* TASK REQUIREMENTS
The records that follow must be reproduced in full, exactly as written.

BEGIN RECORDS TO USE

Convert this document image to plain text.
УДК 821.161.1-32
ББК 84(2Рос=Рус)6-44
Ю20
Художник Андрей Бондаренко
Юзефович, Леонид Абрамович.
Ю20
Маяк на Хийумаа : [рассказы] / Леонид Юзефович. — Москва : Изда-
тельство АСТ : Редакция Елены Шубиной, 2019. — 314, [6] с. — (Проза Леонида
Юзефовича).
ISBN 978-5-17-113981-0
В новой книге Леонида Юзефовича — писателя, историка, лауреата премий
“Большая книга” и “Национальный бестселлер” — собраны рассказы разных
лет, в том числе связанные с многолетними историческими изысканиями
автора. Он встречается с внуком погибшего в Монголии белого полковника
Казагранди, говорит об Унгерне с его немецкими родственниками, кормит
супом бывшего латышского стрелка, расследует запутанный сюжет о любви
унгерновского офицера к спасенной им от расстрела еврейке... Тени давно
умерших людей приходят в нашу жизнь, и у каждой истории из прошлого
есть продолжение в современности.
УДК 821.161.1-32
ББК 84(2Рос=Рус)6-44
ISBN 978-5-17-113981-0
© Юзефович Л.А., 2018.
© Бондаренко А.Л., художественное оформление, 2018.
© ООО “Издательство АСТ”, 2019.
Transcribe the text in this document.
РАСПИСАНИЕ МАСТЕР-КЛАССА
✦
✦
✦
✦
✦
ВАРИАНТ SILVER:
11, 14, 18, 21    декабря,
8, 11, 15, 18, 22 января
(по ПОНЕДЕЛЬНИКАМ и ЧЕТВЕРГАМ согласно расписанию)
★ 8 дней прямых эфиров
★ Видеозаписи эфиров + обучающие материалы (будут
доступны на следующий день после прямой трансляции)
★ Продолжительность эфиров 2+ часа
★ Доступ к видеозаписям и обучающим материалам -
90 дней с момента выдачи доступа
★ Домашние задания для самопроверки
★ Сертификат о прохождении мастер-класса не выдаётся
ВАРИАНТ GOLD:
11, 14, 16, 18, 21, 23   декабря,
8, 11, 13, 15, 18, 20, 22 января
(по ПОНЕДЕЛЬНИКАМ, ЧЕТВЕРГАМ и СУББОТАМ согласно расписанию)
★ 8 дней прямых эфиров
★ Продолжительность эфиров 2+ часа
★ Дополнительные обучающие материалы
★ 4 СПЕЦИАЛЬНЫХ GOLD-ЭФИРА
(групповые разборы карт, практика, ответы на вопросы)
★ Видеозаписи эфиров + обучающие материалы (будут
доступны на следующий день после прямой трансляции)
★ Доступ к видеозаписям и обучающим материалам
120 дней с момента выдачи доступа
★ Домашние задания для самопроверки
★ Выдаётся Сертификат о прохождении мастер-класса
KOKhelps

END RECORDS TO USE

* RIGHT ANSWER
Convert this document image to plain text.
УДК 821.161.1-32
ББК 84(2Рос=Рус)6-44
Ю20
Художник Андрей Бондаренко
Юзефович, Леонид Абрамович.
Ю20
Маяк на Хийумаа : [рассказы] / Леонид Юзефович. — Москва : Изда-
тельство АСТ : Редакция Елены Шубиной, 2019. — 314, [6] с. — (Проза Леонида
Юзефовича).
ISBN 978-5-17-113981-0
В новой книге Леонида Юзефовича — писателя, историка, лауреата премий
“Большая книга” и “Национальный бестселлер” — собраны рассказы разных
лет, в том числе связанные с многолетними историческими изысканиями
автора. Он встречается с внуком погибшего в Монголии белого полковника
Казагранди, говорит об Унгерне с его немецкими родственниками, кормит
супом бывшего латышского стрелка, расследует запутанный сюжет о любви
унгерновского офицера к спасенной им от расстрела еврейке... Тени давно
умерших людей приходят в нашу жизнь, и у каждой истории из прошлого
есть продолжение в современности.
УДК 821.161.1-32
ББК 84(2Рос=Рус)6-44
ISBN 978-5-17-113981-0
© Юзефович Л.А., 2018.
© Бондаренко А.Л., художественное оформление, 2018.
© ООО “Издательство АСТ”, 2019.
Transcribe the text in this document.
РАСПИСАНИЕ МАСТЕР-КЛАССА
✦
✦
✦
✦
✦
ВАРИАНТ SILVER:
11, 14, 18, 21    декабря,
8, 11, 15, 18, 22 января
(по ПОНЕДЕЛЬНИКАМ и ЧЕТВЕРГАМ согласно расписанию)
★ 8 дней прямых эфиров
★ Видеозаписи эфиров + обучающие материалы (будут
доступны на следующий день после прямой трансляции)
★ Продолжительность эфиров 2+ часа
★ Доступ к видеозаписям и обучающим материалам -
90 дней с момента выдачи доступа
★ Домашние задания для самопроверки
★ Сертификат о прохождении мастер-класса не выдаётся
ВАРИАНТ GOLD:
11, 14, 16, 18, 21, 23   декабря,
8, 11, 13, 15, 18, 20, 22 января
(по ПОНЕДЕЛЬНИКАМ, ЧЕТВЕРГАМ и СУББОТАМ согласно расписанию)
★ 8 дней прямых эфиров
★ Продолжительность эфиров 2+ часа
★ Дополнительные обучающие материалы
★ 4 СПЕЦИАЛЬНЫХ GOLD-ЭФИРА
(групповые разборы карт, практика, ответы на вопросы)
★ Видеозаписи эфиров + обучающие материалы (будут
доступны на следующий день после прямой трансляции)
★ Доступ к видеозаписям и обучающим материалам
120 дней с момента выдачи доступа
★ Домашние задания для самопроверки
★ Выдаётся Сертификат о прохождении мастер-класса
KOKhelps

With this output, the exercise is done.